◆ **YOUR TASK**
Faithfully return all lines, omitting every embedded picture.

--- START RECORDED INFORMATION ---

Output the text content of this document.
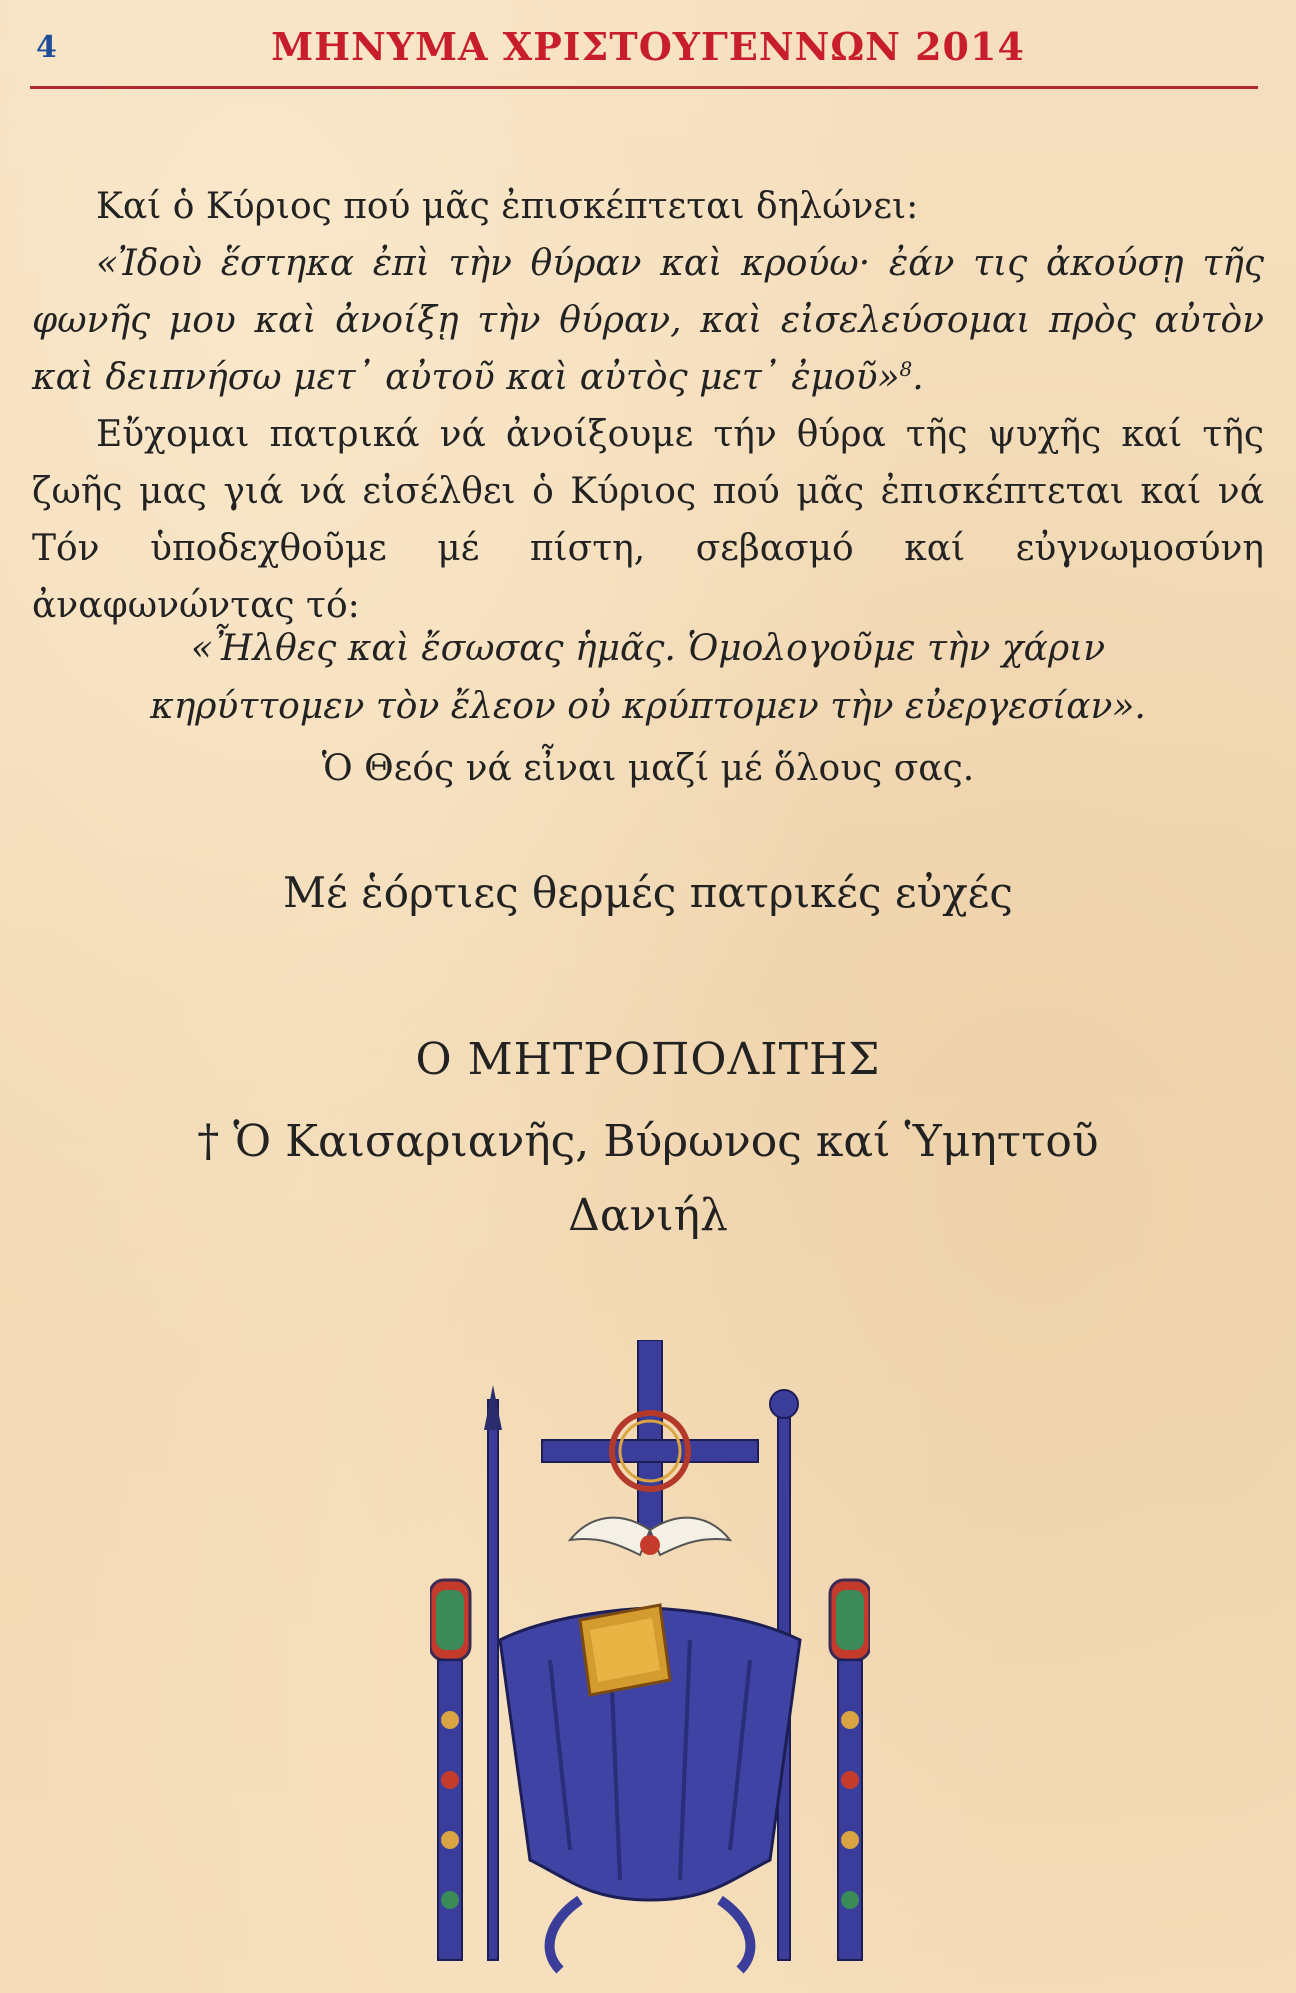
4	ΜΗΝΥΜΑ ΧΡΙΣΤΟΥΓΕΝΝΩΝ 2014

Καί ὁ Κύριος πού μᾶς ἐπισκέπτεται δηλώνει:

«Ἰδοὺ ἕστηκα ἐπὶ τὴν θύραν καὶ κρούω· ἐάν τις ἀκούσῃ τῆς φωνῆς μου καὶ ἀνοίξῃ τὴν θύραν, καὶ εἰσελεύσομαι πρὸς αὐτὸν καὶ δειπνήσω μετ᾽ αὐτοῦ καὶ αὐτὸς μετ᾽ ἐμοῦ»$^8$.

Εὔχομαι πατρικά νά ἀνοίξουμε τήν θύρα τῆς ψυχῆς καί τῆς ζωῆς μας γιά νά εἰσέλθει ὁ Κύριος πού μᾶς ἐπισκέπτεται καί νά Τόν ὑποδεχθοῦμε μέ πίστη, σεβασμό καί εὐγνωμοσύνη ἀναφωνώντας τό:

«Ἦλθες καὶ ἔσωσας ἡμᾶς. Ὁμολογοῦμε τὴν χάριν
κηρύττομεν τὸν ἔλεον οὐ κρύπτομεν τὴν εὐεργεσίαν».
Ὁ Θεός νά εἶναι μαζί μέ ὅλους σας.
Μέ ἑόρτιες θερμές πατρικές εὐχές
Ο ΜΗΤΡΟΠΟΛΙΤΗΣ
† Ὁ Καισαριανῆς, Βύρωνος καί Ὑμηττοῦ
Δανιήλ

--- END RECORDED INFORMATION ---

◆ **EXPECTED OUTPUT**
Output the text content of this document.
4	ΜΗΝΥΜΑ ΧΡΙΣΤΟΥΓΕΝΝΩΝ 2014

Καί ὁ Κύριος πού μᾶς ἐπισκέπτεται δηλώνει:

«Ἰδοὺ ἕστηκα ἐπὶ τὴν θύραν καὶ κρούω· ἐάν τις ἀκούσῃ τῆς φωνῆς μου καὶ ἀνοίξῃ τὴν θύραν, καὶ εἰσελεύσομαι πρὸς αὐτὸν καὶ δειπνήσω μετ᾽ αὐτοῦ καὶ αὐτὸς μετ᾽ ἐμοῦ»$^8$.

Εὔχομαι πατρικά νά ἀνοίξουμε τήν θύρα τῆς ψυχῆς καί τῆς ζωῆς μας γιά νά εἰσέλθει ὁ Κύριος πού μᾶς ἐπισκέπτεται καί νά Τόν ὑποδεχθοῦμε μέ πίστη, σεβασμό καί εὐγνωμοσύνη ἀναφωνώντας τό:

«Ἦλθες καὶ ἔσωσας ἡμᾶς. Ὁμολογοῦμε τὴν χάριν
κηρύττομεν τὸν ἔλεον οὐ κρύπτομεν τὴν εὐεργεσίαν».
Ὁ Θεός νά εἶναι μαζί μέ ὅλους σας.
Μέ ἑόρτιες θερμές πατρικές εὐχές
Ο ΜΗΤΡΟΠΟΛΙΤΗΣ
† Ὁ Καισαριανῆς, Βύρωνος καί Ὑμηττοῦ
Δανιήλ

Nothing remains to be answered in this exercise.